_Data section_

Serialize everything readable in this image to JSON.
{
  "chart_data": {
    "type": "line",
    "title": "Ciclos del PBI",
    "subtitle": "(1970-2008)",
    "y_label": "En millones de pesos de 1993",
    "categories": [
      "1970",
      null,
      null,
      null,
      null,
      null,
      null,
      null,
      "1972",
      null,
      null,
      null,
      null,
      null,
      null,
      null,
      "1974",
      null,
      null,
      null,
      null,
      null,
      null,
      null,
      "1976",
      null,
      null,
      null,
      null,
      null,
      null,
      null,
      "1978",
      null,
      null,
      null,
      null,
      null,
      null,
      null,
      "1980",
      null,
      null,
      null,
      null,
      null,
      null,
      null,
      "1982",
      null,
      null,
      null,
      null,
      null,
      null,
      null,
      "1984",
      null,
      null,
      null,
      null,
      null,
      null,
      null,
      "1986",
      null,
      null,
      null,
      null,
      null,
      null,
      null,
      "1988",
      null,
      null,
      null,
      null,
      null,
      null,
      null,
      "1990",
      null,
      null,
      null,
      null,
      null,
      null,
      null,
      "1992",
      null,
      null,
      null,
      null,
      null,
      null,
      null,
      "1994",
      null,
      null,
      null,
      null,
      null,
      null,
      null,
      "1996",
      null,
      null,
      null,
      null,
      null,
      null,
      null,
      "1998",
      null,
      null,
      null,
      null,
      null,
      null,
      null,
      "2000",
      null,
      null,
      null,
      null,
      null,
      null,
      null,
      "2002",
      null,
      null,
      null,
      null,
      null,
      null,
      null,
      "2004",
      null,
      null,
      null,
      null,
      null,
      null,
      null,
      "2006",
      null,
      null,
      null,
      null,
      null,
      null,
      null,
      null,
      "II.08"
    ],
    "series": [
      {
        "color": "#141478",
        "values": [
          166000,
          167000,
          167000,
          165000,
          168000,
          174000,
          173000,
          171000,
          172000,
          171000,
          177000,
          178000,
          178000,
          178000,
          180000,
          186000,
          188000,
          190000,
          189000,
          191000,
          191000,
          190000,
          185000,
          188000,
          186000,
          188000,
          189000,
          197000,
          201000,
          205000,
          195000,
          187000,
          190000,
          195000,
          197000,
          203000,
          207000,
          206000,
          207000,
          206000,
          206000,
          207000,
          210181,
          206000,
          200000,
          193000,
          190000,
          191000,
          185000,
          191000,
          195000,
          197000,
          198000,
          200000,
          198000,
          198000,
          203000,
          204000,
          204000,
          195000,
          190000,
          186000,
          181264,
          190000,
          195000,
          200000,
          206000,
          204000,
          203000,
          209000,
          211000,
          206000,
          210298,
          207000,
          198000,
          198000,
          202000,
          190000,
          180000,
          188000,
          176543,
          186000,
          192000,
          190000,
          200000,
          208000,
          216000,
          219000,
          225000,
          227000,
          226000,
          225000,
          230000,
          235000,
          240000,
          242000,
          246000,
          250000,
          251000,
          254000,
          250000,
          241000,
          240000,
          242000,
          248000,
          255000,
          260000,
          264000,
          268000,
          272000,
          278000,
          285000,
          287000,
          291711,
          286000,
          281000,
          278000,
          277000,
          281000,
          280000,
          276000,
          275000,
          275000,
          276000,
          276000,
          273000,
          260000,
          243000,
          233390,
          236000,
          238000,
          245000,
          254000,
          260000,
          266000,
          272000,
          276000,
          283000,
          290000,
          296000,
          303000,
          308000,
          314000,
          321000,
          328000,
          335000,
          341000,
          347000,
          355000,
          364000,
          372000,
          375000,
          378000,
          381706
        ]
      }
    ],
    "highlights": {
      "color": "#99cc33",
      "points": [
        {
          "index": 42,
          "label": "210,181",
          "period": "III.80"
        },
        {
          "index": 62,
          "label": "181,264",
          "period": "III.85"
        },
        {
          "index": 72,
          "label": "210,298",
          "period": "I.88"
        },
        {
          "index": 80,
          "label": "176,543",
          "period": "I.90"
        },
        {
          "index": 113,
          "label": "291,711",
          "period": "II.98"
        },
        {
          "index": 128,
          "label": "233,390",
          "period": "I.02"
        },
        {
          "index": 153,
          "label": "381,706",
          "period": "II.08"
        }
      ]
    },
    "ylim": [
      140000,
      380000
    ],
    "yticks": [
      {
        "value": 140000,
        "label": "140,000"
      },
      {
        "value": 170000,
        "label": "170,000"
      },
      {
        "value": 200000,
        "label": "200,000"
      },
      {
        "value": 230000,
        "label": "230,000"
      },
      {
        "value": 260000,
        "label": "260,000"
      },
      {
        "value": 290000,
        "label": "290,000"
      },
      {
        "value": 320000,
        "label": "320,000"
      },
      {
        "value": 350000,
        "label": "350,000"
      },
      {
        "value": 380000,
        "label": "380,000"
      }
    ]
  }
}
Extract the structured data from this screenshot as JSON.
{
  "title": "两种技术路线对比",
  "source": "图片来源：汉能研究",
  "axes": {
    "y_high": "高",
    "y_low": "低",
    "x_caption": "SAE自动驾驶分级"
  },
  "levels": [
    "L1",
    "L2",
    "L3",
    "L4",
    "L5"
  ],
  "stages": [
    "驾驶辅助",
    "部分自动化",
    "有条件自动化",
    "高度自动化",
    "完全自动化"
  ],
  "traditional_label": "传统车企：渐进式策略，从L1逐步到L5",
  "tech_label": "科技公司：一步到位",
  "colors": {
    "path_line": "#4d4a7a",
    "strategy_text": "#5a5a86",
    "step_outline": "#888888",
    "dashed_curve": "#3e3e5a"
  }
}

_Task prompt_
All records above must be set down exactly, please.

_Solution to the exercise_
Serialize everything readable in this image to JSON.
{
  "chart_data": {
    "type": "line",
    "title": "Ciclos del PBI",
    "subtitle": "(1970-2008)",
    "y_label": "En millones de pesos de 1993",
    "categories": [
      "1970",
      null,
      null,
      null,
      null,
      null,
      null,
      null,
      "1972",
      null,
      null,
      null,
      null,
      null,
      null,
      null,
      "1974",
      null,
      null,
      null,
      null,
      null,
      null,
      null,
      "1976",
      null,
      null,
      null,
      null,
      null,
      null,
      null,
      "1978",
      null,
      null,
      null,
      null,
      null,
      null,
      null,
      "1980",
      null,
      null,
      null,
      null,
      null,
      null,
      null,
      "1982",
      null,
      null,
      null,
      null,
      null,
      null,
      null,
      "1984",
      null,
      null,
      null,
      null,
      null,
      null,
      null,
      "1986",
      null,
      null,
      null,
      null,
      null,
      null,
      null,
      "1988",
      null,
      null,
      null,
      null,
      null,
      null,
      null,
      "1990",
      null,
      null,
      null,
      null,
      null,
      null,
      null,
      "1992",
      null,
      null,
      null,
      null,
      null,
      null,
      null,
      "1994",
      null,
      null,
      null,
      null,
      null,
      null,
      null,
      "1996",
      null,
      null,
      null,
      null,
      null,
      null,
      null,
      "1998",
      null,
      null,
      null,
      null,
      null,
      null,
      null,
      "2000",
      null,
      null,
      null,
      null,
      null,
      null,
      null,
      "2002",
      null,
      null,
      null,
      null,
      null,
      null,
      null,
      "2004",
      null,
      null,
      null,
      null,
      null,
      null,
      null,
      "2006",
      null,
      null,
      null,
      null,
      null,
      null,
      null,
      null,
      "II.08"
    ],
    "series": [
      {
        "color": "#141478",
        "values": [
          166000,
          167000,
          167000,
          165000,
          168000,
          174000,
          173000,
          171000,
          172000,
          171000,
          177000,
          178000,
          178000,
          178000,
          180000,
          186000,
          188000,
          190000,
          189000,
          191000,
          191000,
          190000,
          185000,
          188000,
          186000,
          188000,
          189000,
          197000,
          201000,
          205000,
          195000,
          187000,
          190000,
          195000,
          197000,
          203000,
          207000,
          206000,
          207000,
          206000,
          206000,
          207000,
          210181,
          206000,
          200000,
          193000,
          190000,
          191000,
          185000,
          191000,
          195000,
          197000,
          198000,
          200000,
          198000,
          198000,
          203000,
          204000,
          204000,
          195000,
          190000,
          186000,
          181264,
          190000,
          195000,
          200000,
          206000,
          204000,
          203000,
          209000,
          211000,
          206000,
          210298,
          207000,
          198000,
          198000,
          202000,
          190000,
          180000,
          188000,
          176543,
          186000,
          192000,
          190000,
          200000,
          208000,
          216000,
          219000,
          225000,
          227000,
          226000,
          225000,
          230000,
          235000,
          240000,
          242000,
          246000,
          250000,
          251000,
          254000,
          250000,
          241000,
          240000,
          242000,
          248000,
          255000,
          260000,
          264000,
          268000,
          272000,
          278000,
          285000,
          287000,
          291711,
          286000,
          281000,
          278000,
          277000,
          281000,
          280000,
          276000,
          275000,
          275000,
          276000,
          276000,
          273000,
          260000,
          243000,
          233390,
          236000,
          238000,
          245000,
          254000,
          260000,
          266000,
          272000,
          276000,
          283000,
          290000,
          296000,
          303000,
          308000,
          314000,
          321000,
          328000,
          335000,
          341000,
          347000,
          355000,
          364000,
          372000,
          375000,
          378000,
          381706
        ]
      }
    ],
    "highlights": {
      "color": "#99cc33",
      "points": [
        {
          "index": 42,
          "label": "210,181",
          "period": "III.80"
        },
        {
          "index": 62,
          "label": "181,264",
          "period": "III.85"
        },
        {
          "index": 72,
          "label": "210,298",
          "period": "I.88"
        },
        {
          "index": 80,
          "label": "176,543",
          "period": "I.90"
        },
        {
          "index": 113,
          "label": "291,711",
          "period": "II.98"
        },
        {
          "index": 128,
          "label": "233,390",
          "period": "I.02"
        },
        {
          "index": 153,
          "label": "381,706",
          "period": "II.08"
        }
      ]
    },
    "ylim": [
      140000,
      380000
    ],
    "yticks": [
      {
        "value": 140000,
        "label": "140,000"
      },
      {
        "value": 170000,
        "label": "170,000"
      },
      {
        "value": 200000,
        "label": "200,000"
      },
      {
        "value": 230000,
        "label": "230,000"
      },
      {
        "value": 260000,
        "label": "260,000"
      },
      {
        "value": 290000,
        "label": "290,000"
      },
      {
        "value": 320000,
        "label": "320,000"
      },
      {
        "value": 350000,
        "label": "350,000"
      },
      {
        "value": 380000,
        "label": "380,000"
      }
    ]
  }
}
Extract the structured data from this screenshot as JSON.
{
  "title": "两种技术路线对比",
  "source": "图片来源：汉能研究",
  "axes": {
    "y_high": "高",
    "y_low": "低",
    "x_caption": "SAE自动驾驶分级"
  },
  "levels": [
    "L1",
    "L2",
    "L3",
    "L4",
    "L5"
  ],
  "stages": [
    "驾驶辅助",
    "部分自动化",
    "有条件自动化",
    "高度自动化",
    "完全自动化"
  ],
  "traditional_label": "传统车企：渐进式策略，从L1逐步到L5",
  "tech_label": "科技公司：一步到位",
  "colors": {
    "path_line": "#4d4a7a",
    "strategy_text": "#5a5a86",
    "step_outline": "#888888",
    "dashed_curve": "#3e3e5a"
  }
}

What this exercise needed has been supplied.